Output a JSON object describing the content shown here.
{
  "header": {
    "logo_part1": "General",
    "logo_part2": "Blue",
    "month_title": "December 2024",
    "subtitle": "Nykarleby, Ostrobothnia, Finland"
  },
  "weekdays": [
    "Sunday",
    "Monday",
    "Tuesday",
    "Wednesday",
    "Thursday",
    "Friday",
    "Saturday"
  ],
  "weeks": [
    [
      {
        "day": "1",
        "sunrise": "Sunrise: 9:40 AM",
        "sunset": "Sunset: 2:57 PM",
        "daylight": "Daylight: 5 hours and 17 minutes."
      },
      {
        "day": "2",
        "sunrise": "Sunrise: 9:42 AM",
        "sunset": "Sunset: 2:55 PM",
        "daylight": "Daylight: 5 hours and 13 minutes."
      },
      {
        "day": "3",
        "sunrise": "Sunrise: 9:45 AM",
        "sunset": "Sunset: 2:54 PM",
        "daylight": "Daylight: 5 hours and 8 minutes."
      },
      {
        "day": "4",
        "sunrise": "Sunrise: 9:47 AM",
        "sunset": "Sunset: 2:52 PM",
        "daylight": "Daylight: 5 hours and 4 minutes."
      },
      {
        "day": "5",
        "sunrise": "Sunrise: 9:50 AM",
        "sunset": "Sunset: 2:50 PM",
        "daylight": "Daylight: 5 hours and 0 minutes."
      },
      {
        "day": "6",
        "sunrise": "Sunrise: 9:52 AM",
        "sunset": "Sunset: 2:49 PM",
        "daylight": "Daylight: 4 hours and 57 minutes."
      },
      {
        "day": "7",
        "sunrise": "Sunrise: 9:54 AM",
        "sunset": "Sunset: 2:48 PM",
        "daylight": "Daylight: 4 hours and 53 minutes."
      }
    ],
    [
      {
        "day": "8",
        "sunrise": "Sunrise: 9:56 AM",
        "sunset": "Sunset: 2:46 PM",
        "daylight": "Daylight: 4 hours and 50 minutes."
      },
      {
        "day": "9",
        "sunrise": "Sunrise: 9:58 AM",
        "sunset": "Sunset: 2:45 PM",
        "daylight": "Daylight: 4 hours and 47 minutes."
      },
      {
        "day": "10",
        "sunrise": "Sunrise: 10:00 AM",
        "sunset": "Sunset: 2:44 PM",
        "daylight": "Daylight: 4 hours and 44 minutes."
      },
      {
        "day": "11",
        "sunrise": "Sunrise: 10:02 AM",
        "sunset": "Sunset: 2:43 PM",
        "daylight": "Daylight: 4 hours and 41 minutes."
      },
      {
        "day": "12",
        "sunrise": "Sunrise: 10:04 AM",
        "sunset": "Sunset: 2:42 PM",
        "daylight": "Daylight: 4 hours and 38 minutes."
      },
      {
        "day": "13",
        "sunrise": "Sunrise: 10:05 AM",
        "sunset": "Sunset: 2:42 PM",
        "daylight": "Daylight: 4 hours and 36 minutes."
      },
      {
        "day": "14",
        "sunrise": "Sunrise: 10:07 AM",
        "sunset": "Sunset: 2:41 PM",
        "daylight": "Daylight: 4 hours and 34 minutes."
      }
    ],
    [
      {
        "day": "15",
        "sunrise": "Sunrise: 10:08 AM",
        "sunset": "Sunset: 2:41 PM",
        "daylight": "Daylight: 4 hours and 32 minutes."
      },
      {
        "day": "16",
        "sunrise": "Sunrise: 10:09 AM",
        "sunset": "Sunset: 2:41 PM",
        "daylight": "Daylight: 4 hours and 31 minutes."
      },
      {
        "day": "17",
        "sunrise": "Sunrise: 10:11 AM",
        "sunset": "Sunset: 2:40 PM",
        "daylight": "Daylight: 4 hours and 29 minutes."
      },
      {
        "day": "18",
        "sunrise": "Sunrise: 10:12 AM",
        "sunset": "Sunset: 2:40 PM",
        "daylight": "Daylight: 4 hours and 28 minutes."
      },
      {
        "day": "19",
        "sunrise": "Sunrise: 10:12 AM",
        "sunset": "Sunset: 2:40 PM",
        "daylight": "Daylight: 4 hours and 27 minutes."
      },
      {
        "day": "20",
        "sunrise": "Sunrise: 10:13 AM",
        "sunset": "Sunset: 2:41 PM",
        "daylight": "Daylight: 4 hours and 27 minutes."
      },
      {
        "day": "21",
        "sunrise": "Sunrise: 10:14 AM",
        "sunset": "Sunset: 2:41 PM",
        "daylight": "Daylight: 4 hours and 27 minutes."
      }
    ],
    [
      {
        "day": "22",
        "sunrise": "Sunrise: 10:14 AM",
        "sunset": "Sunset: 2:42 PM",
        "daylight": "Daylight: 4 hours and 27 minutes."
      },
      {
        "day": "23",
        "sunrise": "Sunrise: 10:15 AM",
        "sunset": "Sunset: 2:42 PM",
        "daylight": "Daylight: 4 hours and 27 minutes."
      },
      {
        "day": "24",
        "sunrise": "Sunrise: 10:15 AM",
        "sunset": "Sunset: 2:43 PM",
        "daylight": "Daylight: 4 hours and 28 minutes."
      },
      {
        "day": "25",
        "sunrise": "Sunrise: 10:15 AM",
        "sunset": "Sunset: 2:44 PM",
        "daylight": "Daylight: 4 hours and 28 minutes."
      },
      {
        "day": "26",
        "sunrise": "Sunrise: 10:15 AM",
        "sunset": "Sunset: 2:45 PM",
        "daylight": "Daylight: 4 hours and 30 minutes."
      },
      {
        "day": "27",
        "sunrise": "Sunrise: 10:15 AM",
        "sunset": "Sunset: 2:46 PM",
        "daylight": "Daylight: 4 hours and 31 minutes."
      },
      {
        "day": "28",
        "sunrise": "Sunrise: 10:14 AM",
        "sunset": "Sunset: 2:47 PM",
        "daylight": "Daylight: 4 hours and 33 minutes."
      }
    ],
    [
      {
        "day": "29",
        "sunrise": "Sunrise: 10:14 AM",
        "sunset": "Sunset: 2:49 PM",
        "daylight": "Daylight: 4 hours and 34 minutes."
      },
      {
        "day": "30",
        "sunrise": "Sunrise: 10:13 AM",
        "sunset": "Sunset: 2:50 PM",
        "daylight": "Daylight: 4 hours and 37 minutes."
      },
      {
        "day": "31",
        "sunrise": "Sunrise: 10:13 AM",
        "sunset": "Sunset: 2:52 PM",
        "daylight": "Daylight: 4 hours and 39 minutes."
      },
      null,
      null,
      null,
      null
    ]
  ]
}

Instructions to follow: Output the listing above exactly as it appears.

Written response:
Output a JSON object describing the content shown here.
{
  "header": {
    "logo_part1": "General",
    "logo_part2": "Blue",
    "month_title": "December 2024",
    "subtitle": "Nykarleby, Ostrobothnia, Finland"
  },
  "weekdays": [
    "Sunday",
    "Monday",
    "Tuesday",
    "Wednesday",
    "Thursday",
    "Friday",
    "Saturday"
  ],
  "weeks": [
    [
      {
        "day": "1",
        "sunrise": "Sunrise: 9:40 AM",
        "sunset": "Sunset: 2:57 PM",
        "daylight": "Daylight: 5 hours and 17 minutes."
      },
      {
        "day": "2",
        "sunrise": "Sunrise: 9:42 AM",
        "sunset": "Sunset: 2:55 PM",
        "daylight": "Daylight: 5 hours and 13 minutes."
      },
      {
        "day": "3",
        "sunrise": "Sunrise: 9:45 AM",
        "sunset": "Sunset: 2:54 PM",
        "daylight": "Daylight: 5 hours and 8 minutes."
      },
      {
        "day": "4",
        "sunrise": "Sunrise: 9:47 AM",
        "sunset": "Sunset: 2:52 PM",
        "daylight": "Daylight: 5 hours and 4 minutes."
      },
      {
        "day": "5",
        "sunrise": "Sunrise: 9:50 AM",
        "sunset": "Sunset: 2:50 PM",
        "daylight": "Daylight: 5 hours and 0 minutes."
      },
      {
        "day": "6",
        "sunrise": "Sunrise: 9:52 AM",
        "sunset": "Sunset: 2:49 PM",
        "daylight": "Daylight: 4 hours and 57 minutes."
      },
      {
        "day": "7",
        "sunrise": "Sunrise: 9:54 AM",
        "sunset": "Sunset: 2:48 PM",
        "daylight": "Daylight: 4 hours and 53 minutes."
      }
    ],
    [
      {
        "day": "8",
        "sunrise": "Sunrise: 9:56 AM",
        "sunset": "Sunset: 2:46 PM",
        "daylight": "Daylight: 4 hours and 50 minutes."
      },
      {
        "day": "9",
        "sunrise": "Sunrise: 9:58 AM",
        "sunset": "Sunset: 2:45 PM",
        "daylight": "Daylight: 4 hours and 47 minutes."
      },
      {
        "day": "10",
        "sunrise": "Sunrise: 10:00 AM",
        "sunset": "Sunset: 2:44 PM",
        "daylight": "Daylight: 4 hours and 44 minutes."
      },
      {
        "day": "11",
        "sunrise": "Sunrise: 10:02 AM",
        "sunset": "Sunset: 2:43 PM",
        "daylight": "Daylight: 4 hours and 41 minutes."
      },
      {
        "day": "12",
        "sunrise": "Sunrise: 10:04 AM",
        "sunset": "Sunset: 2:42 PM",
        "daylight": "Daylight: 4 hours and 38 minutes."
      },
      {
        "day": "13",
        "sunrise": "Sunrise: 10:05 AM",
        "sunset": "Sunset: 2:42 PM",
        "daylight": "Daylight: 4 hours and 36 minutes."
      },
      {
        "day": "14",
        "sunrise": "Sunrise: 10:07 AM",
        "sunset": "Sunset: 2:41 PM",
        "daylight": "Daylight: 4 hours and 34 minutes."
      }
    ],
    [
      {
        "day": "15",
        "sunrise": "Sunrise: 10:08 AM",
        "sunset": "Sunset: 2:41 PM",
        "daylight": "Daylight: 4 hours and 32 minutes."
      },
      {
        "day": "16",
        "sunrise": "Sunrise: 10:09 AM",
        "sunset": "Sunset: 2:41 PM",
        "daylight": "Daylight: 4 hours and 31 minutes."
      },
      {
        "day": "17",
        "sunrise": "Sunrise: 10:11 AM",
        "sunset": "Sunset: 2:40 PM",
        "daylight": "Daylight: 4 hours and 29 minutes."
      },
      {
        "day": "18",
        "sunrise": "Sunrise: 10:12 AM",
        "sunset": "Sunset: 2:40 PM",
        "daylight": "Daylight: 4 hours and 28 minutes."
      },
      {
        "day": "19",
        "sunrise": "Sunrise: 10:12 AM",
        "sunset": "Sunset: 2:40 PM",
        "daylight": "Daylight: 4 hours and 27 minutes."
      },
      {
        "day": "20",
        "sunrise": "Sunrise: 10:13 AM",
        "sunset": "Sunset: 2:41 PM",
        "daylight": "Daylight: 4 hours and 27 minutes."
      },
      {
        "day": "21",
        "sunrise": "Sunrise: 10:14 AM",
        "sunset": "Sunset: 2:41 PM",
        "daylight": "Daylight: 4 hours and 27 minutes."
      }
    ],
    [
      {
        "day": "22",
        "sunrise": "Sunrise: 10:14 AM",
        "sunset": "Sunset: 2:42 PM",
        "daylight": "Daylight: 4 hours and 27 minutes."
      },
      {
        "day": "23",
        "sunrise": "Sunrise: 10:15 AM",
        "sunset": "Sunset: 2:42 PM",
        "daylight": "Daylight: 4 hours and 27 minutes."
      },
      {
        "day": "24",
        "sunrise": "Sunrise: 10:15 AM",
        "sunset": "Sunset: 2:43 PM",
        "daylight": "Daylight: 4 hours and 28 minutes."
      },
      {
        "day": "25",
        "sunrise": "Sunrise: 10:15 AM",
        "sunset": "Sunset: 2:44 PM",
        "daylight": "Daylight: 4 hours and 28 minutes."
      },
      {
        "day": "26",
        "sunrise": "Sunrise: 10:15 AM",
        "sunset": "Sunset: 2:45 PM",
        "daylight": "Daylight: 4 hours and 30 minutes."
      },
      {
        "day": "27",
        "sunrise": "Sunrise: 10:15 AM",
        "sunset": "Sunset: 2:46 PM",
        "daylight": "Daylight: 4 hours and 31 minutes."
      },
      {
        "day": "28",
        "sunrise": "Sunrise: 10:14 AM",
        "sunset": "Sunset: 2:47 PM",
        "daylight": "Daylight: 4 hours and 33 minutes."
      }
    ],
    [
      {
        "day": "29",
        "sunrise": "Sunrise: 10:14 AM",
        "sunset": "Sunset: 2:49 PM",
        "daylight": "Daylight: 4 hours and 34 minutes."
      },
      {
        "day": "30",
        "sunrise": "Sunrise: 10:13 AM",
        "sunset": "Sunset: 2:50 PM",
        "daylight": "Daylight: 4 hours and 37 minutes."
      },
      {
        "day": "31",
        "sunrise": "Sunrise: 10:13 AM",
        "sunset": "Sunset: 2:52 PM",
        "daylight": "Daylight: 4 hours and 39 minutes."
      },
      null,
      null,
      null,
      null
    ]
  ]
}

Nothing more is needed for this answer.